COMPITO DA SVOLGERE: Scrivi il seguito dell'articolo sull'ex dirigente della Questura di Milano accusato di aver usato le auto della Polizia per fare favori agli amici, riprendendo subito dopo la sua ultima frase.

BRANO DELL'ESERCIZIO:
....................
Milano, ex dirigente di Polizia usava le auto in servizio come 'taxi' per gli amici

Auto Polizia Italia

Il Pm Piero Basilone ha chiesto una condanna di un anno e due mesi per il vicequestore di Roma Fabio Campilongo, per la fattispecie di abuso d'ufficio nel periodo nel quale l'imputato era dirigente della divisione del personale della Questura di Milano. L'accusa è quella di aver utilizzato il parco macchine della Polizia di Stato per fare dei favori ad alcuni amici. Gli episodi risalgono tutti al 2011, quando la Procura si rese conto di questa pratica illegale nell'ambito di un'altra indagine attraverso alcune intercettazioni ambientali e telefoniche.
....................
DATI FORNITI:
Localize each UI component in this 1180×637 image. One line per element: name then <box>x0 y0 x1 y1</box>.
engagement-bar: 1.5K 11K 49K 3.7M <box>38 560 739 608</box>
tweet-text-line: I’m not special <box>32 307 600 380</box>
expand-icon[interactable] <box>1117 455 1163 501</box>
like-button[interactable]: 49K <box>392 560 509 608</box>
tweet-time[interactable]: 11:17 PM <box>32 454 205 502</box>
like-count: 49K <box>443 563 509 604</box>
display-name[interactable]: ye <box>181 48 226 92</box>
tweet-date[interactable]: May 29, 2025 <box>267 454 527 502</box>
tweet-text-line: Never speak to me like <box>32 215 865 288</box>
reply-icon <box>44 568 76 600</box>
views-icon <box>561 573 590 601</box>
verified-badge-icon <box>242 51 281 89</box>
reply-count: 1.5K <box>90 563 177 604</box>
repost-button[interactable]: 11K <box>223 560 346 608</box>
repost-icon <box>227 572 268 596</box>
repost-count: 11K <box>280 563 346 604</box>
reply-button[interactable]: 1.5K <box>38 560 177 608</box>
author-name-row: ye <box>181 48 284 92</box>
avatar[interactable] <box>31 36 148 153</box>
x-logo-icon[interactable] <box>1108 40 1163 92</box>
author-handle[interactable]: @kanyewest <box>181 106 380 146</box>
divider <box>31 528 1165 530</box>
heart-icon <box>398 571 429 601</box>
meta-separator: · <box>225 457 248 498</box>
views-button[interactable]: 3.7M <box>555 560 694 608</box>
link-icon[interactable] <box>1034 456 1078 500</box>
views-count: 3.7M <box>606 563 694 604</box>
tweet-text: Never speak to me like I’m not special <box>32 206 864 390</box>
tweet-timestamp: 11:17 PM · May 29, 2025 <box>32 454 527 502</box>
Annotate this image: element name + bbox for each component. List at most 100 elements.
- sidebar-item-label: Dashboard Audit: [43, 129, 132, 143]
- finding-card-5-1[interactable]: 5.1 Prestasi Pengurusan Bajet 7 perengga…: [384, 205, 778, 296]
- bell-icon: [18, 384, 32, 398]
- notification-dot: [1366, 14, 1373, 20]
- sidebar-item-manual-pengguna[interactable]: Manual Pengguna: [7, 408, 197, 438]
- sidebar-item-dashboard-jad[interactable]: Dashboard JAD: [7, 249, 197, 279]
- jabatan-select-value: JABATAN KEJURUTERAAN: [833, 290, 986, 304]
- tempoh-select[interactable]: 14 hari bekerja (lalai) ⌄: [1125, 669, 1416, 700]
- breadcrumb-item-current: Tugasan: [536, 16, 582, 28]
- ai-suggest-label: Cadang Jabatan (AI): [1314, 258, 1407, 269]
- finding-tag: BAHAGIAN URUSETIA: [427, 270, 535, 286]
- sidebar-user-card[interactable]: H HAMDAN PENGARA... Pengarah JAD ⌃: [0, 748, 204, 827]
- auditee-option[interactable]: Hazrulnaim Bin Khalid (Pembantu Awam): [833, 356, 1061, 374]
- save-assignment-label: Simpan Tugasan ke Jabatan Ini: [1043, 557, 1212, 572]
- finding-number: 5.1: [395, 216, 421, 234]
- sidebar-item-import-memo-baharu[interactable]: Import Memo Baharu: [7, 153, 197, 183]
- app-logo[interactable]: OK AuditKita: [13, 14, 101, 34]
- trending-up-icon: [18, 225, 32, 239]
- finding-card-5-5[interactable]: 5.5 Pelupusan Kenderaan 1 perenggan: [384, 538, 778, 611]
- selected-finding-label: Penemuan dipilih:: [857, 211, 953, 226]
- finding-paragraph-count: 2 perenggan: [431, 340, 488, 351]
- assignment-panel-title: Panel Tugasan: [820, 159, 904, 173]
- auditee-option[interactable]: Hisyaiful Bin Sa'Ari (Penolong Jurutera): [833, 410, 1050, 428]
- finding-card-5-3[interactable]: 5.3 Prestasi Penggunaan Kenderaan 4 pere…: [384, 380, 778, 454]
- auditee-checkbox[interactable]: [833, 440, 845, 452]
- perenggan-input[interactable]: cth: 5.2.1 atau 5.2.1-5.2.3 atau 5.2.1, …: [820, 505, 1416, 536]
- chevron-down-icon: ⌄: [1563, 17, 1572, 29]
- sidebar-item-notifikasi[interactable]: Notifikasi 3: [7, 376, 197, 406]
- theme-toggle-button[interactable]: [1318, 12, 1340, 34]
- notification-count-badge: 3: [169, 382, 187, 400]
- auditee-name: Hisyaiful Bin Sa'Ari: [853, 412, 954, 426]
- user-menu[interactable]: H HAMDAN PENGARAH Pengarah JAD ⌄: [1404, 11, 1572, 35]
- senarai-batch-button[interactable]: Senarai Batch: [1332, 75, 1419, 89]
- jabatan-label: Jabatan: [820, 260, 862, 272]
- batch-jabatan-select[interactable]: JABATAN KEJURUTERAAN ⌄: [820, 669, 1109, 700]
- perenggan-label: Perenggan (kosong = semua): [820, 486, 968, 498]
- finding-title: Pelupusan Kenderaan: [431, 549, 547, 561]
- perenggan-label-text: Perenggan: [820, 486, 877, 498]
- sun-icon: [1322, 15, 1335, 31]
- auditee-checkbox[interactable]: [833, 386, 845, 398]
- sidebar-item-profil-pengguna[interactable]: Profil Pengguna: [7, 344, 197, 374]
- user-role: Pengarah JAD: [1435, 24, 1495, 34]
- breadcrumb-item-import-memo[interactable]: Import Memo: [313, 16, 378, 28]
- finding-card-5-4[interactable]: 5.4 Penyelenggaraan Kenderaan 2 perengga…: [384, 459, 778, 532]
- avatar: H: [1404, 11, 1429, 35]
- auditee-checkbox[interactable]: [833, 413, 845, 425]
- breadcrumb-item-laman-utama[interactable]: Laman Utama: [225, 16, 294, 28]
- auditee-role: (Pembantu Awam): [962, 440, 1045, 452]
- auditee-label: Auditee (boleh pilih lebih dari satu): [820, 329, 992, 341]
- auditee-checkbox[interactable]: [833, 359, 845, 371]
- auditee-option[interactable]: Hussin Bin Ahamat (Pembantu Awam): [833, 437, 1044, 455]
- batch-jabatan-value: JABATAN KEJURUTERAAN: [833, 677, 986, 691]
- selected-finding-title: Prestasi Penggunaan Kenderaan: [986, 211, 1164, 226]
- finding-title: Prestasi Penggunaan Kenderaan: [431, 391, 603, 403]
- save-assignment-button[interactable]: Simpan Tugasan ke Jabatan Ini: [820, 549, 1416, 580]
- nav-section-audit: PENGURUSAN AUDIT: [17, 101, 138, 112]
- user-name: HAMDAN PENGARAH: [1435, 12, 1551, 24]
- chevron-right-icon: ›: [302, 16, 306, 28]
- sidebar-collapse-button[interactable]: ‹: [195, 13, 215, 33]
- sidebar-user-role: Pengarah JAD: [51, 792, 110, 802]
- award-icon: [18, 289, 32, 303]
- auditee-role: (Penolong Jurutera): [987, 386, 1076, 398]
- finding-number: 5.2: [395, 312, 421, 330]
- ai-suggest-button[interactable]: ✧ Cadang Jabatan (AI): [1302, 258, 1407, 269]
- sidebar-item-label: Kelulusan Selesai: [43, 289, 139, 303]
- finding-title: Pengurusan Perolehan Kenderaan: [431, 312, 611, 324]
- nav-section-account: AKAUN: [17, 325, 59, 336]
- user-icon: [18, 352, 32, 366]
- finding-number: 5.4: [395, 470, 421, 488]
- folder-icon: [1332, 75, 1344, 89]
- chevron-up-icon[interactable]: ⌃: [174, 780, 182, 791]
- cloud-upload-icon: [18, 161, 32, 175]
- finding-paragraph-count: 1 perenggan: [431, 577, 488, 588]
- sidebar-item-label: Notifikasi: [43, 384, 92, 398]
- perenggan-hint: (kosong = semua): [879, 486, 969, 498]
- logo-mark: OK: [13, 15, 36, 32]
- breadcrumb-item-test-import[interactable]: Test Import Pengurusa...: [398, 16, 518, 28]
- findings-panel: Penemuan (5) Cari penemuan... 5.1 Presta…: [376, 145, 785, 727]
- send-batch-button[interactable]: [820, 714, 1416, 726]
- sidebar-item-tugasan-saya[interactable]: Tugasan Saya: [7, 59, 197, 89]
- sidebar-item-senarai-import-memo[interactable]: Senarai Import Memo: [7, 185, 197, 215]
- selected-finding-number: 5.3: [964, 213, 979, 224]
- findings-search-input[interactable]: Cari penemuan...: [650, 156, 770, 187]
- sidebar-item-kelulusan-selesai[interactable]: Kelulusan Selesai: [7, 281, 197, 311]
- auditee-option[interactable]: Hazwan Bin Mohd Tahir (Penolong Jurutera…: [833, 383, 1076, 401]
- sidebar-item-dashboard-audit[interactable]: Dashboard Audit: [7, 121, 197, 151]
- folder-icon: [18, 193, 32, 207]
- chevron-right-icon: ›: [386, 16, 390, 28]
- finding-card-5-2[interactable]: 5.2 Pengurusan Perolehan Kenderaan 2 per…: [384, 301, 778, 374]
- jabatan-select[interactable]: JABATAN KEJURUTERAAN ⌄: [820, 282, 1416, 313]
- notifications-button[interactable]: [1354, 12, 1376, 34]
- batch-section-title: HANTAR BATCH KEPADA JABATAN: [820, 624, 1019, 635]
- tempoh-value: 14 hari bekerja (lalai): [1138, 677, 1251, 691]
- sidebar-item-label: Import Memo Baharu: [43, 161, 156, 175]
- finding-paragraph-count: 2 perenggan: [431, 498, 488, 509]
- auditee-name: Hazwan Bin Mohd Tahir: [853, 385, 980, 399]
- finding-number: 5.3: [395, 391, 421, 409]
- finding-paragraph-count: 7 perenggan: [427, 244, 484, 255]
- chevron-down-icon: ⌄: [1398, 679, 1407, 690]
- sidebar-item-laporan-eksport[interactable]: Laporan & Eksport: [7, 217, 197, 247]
....................
ESITO DEL COMPITO:
La Procura stava infatti indagando su un grosso traffico di sostanze stupefacenti e per questo motivo intercettava tale Enrico Miretta Colombo - poi raggiunto da confische di vario genere per mafia - con il quale Campilongo ebbe uno scambio di telefonate. Questa notizia di reato ha dato vita ad una nuova indagine, grazie alla quale si è scoperto che in almeno 4 occasioni Campilongo aveva messo a disposizione di suoi amici una volante in servizio come se si trattasse di un taxi gratuito.

A processo con Campilongo sono finite infatti altre tre persone, ovvero gli agenti che si sono prestati a fare da autisti, e per loro il Pm ha richiesto pene dagli 8 ai 10 mesi di reclusione.